§ **INSTRUCTIONS TO FOLLOW**
For each statement, use the passage on gender differences in cardiovascular responses to stress to answer yes or no, and quote the exact words of the passage that settle it. (a) In the meta-analysis, males showed lower heart rate responses to stress than females. (b) Young women given hormones to lower estrogen to postmenopausal levels showed clear differences in their responses to stress. (c) Talking about one's physical appearance has produced greater cardiovascular responses among women.

In a meta-analysis of 12 studies that compared cardiovascular responses to stress between males and females, Stoney, Davis, and Matthews (1987) found evidence to support gender differences in acute physiological response to stress. Males, in contrast to females, exhibited significantly higher SBP and epinephrine responses, but lower heart rate responses to stress. Measurement of hemodynamic responses of males and females using impedance cardiography has also revealed consistent gender differences, with males showing more of a total peripheral resistance response to mental stress than females, and females showing more of a cardiac output response to mental stress than males (Allen et al., 1993; Girdler et al., 1990). Furthermore, postmenopausal women were shown to exhibit higher heart rate, SBP, and epinephrine responses to stress than premenopausal women, suggesting that after menopause, women more closely resemble male acute physiological response profiles than prior to menopause (Saab et al., 1989). Interestingly, in some studies, postmenopausal women undergoing hormone replacement therapy have been shown to have lower blood pressure responses to mental stress than postmenopausal women not receiving hormone replacement (Matthews et al., 2001; von Eiff et al., 1971). Coupled with observations of elevated heart rate responses to stress in postmenopausal women (Burleson et al., 1998), these findings suggest that hormone replacement therapy returns women to their premenopausal cardiovascular reactivity pattern.

Comparable reductions in cardiovascular reactivity to stress with hormone replacement therapy have also been observed among women at risk for developing essential hypertension (McCubbin et al., 2002). In this study, as in many previous studies, postmenopausal women with either elevated blood pressures or a family history of coronary heart disease exhibited increased blood pressure responses to stress in comparison to women with normal blood pressures and no family history of heart disease. However, this effect was not observed among women on hormone replacement therapy, indicating that hormone replacement normalizes the acute cardiovascular response to stress, presumably lowering women's risk for subsequent development of essential hypertension.

Some contradictory findings regarding the effect of menopause and hormone replacement have also been reported (see Saab, 1989). In a more recent study in which young women were administered hormones to reduce estrogen to postmenopausal levels, no differences in cardiovascular or neuroendocrine responses to stress were detected (Matthews et al., 1998). Although this study did not examine the long-term effect of estrogen loss, the findings clearly failed to support previous work that suggested that normal ovarian functioning served a protective role for both acute physiological responses to stress and incidence of essential hypertension.

Studies investigating gender differences in cardiovascular response to stress, however, have been criticized on the grounds that they typically employ competitive mental tasks that can be characterized as masculine in nature (like mental arithmetic or a handgrip challenge). As such, the heightened cardiovascular responses commonly observed among males may represent the fact that men are more threatened or engaged by these sorts of tasks than women. In fact, studies comparing responses of men and women to tasks that might be characterized as being more challenging to the traditionally female gender role, like interpersonal cooperation with one's spouse or talking about one's physical appearance, have yielded greater cardiovascular responses among women (Fritz, Matthews, and Cohen, 2001; Smith et al., 1998; Stroud, Niaura, and Stoney, 2001).

§ **DATASET EXCERPTS**
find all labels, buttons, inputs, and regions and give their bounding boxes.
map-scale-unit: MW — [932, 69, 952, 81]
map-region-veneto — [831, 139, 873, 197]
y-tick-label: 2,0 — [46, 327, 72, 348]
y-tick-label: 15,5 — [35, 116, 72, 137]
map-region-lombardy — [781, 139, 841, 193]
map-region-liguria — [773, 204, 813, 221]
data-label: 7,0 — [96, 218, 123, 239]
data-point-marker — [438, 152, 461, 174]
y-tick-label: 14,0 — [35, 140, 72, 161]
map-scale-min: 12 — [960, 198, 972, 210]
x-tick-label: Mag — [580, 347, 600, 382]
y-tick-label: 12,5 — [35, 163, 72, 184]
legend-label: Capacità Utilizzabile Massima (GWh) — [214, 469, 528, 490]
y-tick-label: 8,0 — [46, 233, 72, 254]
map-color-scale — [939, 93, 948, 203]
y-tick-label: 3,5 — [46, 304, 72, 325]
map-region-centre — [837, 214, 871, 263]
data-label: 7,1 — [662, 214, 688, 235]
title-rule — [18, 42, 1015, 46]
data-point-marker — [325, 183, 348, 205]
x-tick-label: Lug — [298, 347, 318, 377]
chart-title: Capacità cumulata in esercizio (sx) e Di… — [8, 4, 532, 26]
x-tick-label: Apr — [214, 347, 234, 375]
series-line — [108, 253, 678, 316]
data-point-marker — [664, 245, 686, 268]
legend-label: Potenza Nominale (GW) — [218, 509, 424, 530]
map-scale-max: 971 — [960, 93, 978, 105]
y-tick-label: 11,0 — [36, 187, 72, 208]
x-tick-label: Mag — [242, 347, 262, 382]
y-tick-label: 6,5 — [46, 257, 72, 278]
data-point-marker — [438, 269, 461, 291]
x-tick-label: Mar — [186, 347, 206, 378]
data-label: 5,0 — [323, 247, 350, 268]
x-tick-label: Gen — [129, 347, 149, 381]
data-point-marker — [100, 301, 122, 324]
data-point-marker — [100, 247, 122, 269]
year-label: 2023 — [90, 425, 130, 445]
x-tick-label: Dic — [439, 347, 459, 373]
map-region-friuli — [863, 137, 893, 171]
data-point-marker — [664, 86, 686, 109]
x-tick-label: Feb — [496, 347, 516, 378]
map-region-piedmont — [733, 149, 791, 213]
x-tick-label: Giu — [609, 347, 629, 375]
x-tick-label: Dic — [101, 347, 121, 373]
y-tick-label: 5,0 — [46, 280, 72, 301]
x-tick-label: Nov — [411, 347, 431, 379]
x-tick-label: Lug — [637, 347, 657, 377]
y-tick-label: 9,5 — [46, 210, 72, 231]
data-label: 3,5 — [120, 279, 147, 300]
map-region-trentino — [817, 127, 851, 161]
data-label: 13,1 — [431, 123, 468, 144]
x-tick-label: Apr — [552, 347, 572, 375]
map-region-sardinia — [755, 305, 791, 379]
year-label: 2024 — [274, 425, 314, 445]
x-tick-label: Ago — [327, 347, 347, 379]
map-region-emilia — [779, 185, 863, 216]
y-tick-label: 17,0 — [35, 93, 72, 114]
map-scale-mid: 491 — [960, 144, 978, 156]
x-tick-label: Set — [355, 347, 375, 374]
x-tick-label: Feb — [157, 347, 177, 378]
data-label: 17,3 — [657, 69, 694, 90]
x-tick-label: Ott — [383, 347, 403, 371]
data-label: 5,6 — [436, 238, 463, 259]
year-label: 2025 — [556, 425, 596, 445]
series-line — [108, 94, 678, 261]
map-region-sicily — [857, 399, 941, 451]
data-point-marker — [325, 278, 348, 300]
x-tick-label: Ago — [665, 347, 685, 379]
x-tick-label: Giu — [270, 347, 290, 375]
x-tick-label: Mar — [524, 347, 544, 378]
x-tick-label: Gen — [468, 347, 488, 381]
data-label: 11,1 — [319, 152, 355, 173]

§ **FINISHED TASK**
(a) Yes: "Males, in contrast to females, exhibited significantly higher SBP and epinephrine responses, but lower heart rate responses to stress."
(b) No: "no differences in cardiovascular or neuroendocrine responses to stress were detected"
(c) Yes: "talking about one's physical appearance, have yielded greater cardiovascular responses among women"